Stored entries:
· · · · ·
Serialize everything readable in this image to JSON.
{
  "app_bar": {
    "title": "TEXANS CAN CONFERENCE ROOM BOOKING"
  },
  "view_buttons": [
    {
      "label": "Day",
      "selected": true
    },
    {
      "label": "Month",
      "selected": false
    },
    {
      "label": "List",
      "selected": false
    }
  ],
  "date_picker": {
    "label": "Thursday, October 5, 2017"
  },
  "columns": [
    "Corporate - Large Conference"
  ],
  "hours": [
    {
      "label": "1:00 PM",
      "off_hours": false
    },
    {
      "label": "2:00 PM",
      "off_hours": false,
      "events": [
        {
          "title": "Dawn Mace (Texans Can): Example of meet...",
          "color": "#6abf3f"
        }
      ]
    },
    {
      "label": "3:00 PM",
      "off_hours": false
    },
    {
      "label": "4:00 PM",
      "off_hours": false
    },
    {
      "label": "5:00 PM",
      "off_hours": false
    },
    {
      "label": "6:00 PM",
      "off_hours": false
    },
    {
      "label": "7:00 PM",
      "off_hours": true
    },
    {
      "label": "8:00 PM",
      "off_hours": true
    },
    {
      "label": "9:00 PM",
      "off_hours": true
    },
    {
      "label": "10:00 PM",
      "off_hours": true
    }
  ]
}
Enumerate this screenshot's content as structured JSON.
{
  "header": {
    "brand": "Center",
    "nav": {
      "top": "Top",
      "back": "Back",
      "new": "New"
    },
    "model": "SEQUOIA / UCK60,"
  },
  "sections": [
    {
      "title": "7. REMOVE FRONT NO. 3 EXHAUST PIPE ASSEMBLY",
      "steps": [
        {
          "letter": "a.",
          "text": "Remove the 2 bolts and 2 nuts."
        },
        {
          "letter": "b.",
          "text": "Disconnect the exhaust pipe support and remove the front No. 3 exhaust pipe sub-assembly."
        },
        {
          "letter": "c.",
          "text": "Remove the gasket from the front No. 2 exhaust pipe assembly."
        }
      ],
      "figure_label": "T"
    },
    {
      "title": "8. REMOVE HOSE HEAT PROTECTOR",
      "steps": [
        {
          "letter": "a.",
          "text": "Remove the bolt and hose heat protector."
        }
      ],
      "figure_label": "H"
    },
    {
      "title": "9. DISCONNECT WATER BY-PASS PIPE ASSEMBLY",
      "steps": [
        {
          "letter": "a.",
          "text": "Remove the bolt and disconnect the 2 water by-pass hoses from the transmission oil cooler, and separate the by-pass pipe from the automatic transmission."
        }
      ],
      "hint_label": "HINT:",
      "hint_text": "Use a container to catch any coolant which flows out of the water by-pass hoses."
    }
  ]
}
· · · · ·
**TASK STATEMENT**
Copy out each record from above, exactly.

**ANSWER FOR THE TASK**
Serialize everything readable in this image to JSON.
{
  "app_bar": {
    "title": "TEXANS CAN CONFERENCE ROOM BOOKING"
  },
  "view_buttons": [
    {
      "label": "Day",
      "selected": true
    },
    {
      "label": "Month",
      "selected": false
    },
    {
      "label": "List",
      "selected": false
    }
  ],
  "date_picker": {
    "label": "Thursday, October 5, 2017"
  },
  "columns": [
    "Corporate - Large Conference"
  ],
  "hours": [
    {
      "label": "1:00 PM",
      "off_hours": false
    },
    {
      "label": "2:00 PM",
      "off_hours": false,
      "events": [
        {
          "title": "Dawn Mace (Texans Can): Example of meet...",
          "color": "#6abf3f"
        }
      ]
    },
    {
      "label": "3:00 PM",
      "off_hours": false
    },
    {
      "label": "4:00 PM",
      "off_hours": false
    },
    {
      "label": "5:00 PM",
      "off_hours": false
    },
    {
      "label": "6:00 PM",
      "off_hours": false
    },
    {
      "label": "7:00 PM",
      "off_hours": true
    },
    {
      "label": "8:00 PM",
      "off_hours": true
    },
    {
      "label": "9:00 PM",
      "off_hours": true
    },
    {
      "label": "10:00 PM",
      "off_hours": true
    }
  ]
}
Enumerate this screenshot's content as structured JSON.
{
  "header": {
    "brand": "Center",
    "nav": {
      "top": "Top",
      "back": "Back",
      "new": "New"
    },
    "model": "SEQUOIA / UCK60,"
  },
  "sections": [
    {
      "title": "7. REMOVE FRONT NO. 3 EXHAUST PIPE ASSEMBLY",
      "steps": [
        {
          "letter": "a.",
          "text": "Remove the 2 bolts and 2 nuts."
        },
        {
          "letter": "b.",
          "text": "Disconnect the exhaust pipe support and remove the front No. 3 exhaust pipe sub-assembly."
        },
        {
          "letter": "c.",
          "text": "Remove the gasket from the front No. 2 exhaust pipe assembly."
        }
      ],
      "figure_label": "T"
    },
    {
      "title": "8. REMOVE HOSE HEAT PROTECTOR",
      "steps": [
        {
          "letter": "a.",
          "text": "Remove the bolt and hose heat protector."
        }
      ],
      "figure_label": "H"
    },
    {
      "title": "9. DISCONNECT WATER BY-PASS PIPE ASSEMBLY",
      "steps": [
        {
          "letter": "a.",
          "text": "Remove the bolt and disconnect the 2 water by-pass hoses from the transmission oil cooler, and separate the by-pass pipe from the automatic transmission."
        }
      ],
      "hint_label": "HINT:",
      "hint_text": "Use a container to catch any coolant which flows out of the water by-pass hoses."
    }
  ]
}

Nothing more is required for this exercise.